Begin DATA LISTING

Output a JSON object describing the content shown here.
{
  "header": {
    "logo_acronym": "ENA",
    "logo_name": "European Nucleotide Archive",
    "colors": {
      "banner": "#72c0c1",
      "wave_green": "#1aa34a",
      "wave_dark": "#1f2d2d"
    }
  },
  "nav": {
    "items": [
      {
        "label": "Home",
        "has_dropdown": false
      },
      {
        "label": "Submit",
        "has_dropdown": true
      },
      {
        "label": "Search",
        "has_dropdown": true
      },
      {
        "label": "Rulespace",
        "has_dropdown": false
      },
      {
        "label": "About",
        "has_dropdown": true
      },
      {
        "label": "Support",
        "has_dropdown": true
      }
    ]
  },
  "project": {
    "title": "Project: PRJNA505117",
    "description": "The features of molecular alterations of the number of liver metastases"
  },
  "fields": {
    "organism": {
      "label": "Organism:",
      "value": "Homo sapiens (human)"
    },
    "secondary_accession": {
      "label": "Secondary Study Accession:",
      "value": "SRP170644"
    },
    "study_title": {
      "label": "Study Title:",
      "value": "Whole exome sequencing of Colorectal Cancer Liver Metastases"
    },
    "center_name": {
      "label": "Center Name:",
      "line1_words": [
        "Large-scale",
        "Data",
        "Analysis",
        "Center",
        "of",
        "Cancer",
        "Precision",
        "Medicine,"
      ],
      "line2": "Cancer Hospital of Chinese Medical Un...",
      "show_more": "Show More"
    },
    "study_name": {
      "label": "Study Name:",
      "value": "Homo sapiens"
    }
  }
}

End DATA LISTING

◆ CHALLENGE:
Write out the full listing, keeping every line exactly as it is.

◆ TASK SOLUTION:
Output a JSON object describing the content shown here.
{
  "header": {
    "logo_acronym": "ENA",
    "logo_name": "European Nucleotide Archive",
    "colors": {
      "banner": "#72c0c1",
      "wave_green": "#1aa34a",
      "wave_dark": "#1f2d2d"
    }
  },
  "nav": {
    "items": [
      {
        "label": "Home",
        "has_dropdown": false
      },
      {
        "label": "Submit",
        "has_dropdown": true
      },
      {
        "label": "Search",
        "has_dropdown": true
      },
      {
        "label": "Rulespace",
        "has_dropdown": false
      },
      {
        "label": "About",
        "has_dropdown": true
      },
      {
        "label": "Support",
        "has_dropdown": true
      }
    ]
  },
  "project": {
    "title": "Project: PRJNA505117",
    "description": "The features of molecular alterations of the number of liver metastases"
  },
  "fields": {
    "organism": {
      "label": "Organism:",
      "value": "Homo sapiens (human)"
    },
    "secondary_accession": {
      "label": "Secondary Study Accession:",
      "value": "SRP170644"
    },
    "study_title": {
      "label": "Study Title:",
      "value": "Whole exome sequencing of Colorectal Cancer Liver Metastases"
    },
    "center_name": {
      "label": "Center Name:",
      "line1_words": [
        "Large-scale",
        "Data",
        "Analysis",
        "Center",
        "of",
        "Cancer",
        "Precision",
        "Medicine,"
      ],
      "line2": "Cancer Hospital of Chinese Medical Un...",
      "show_more": "Show More"
    },
    "study_name": {
      "label": "Study Name:",
      "value": "Homo sapiens"
    }
  }
}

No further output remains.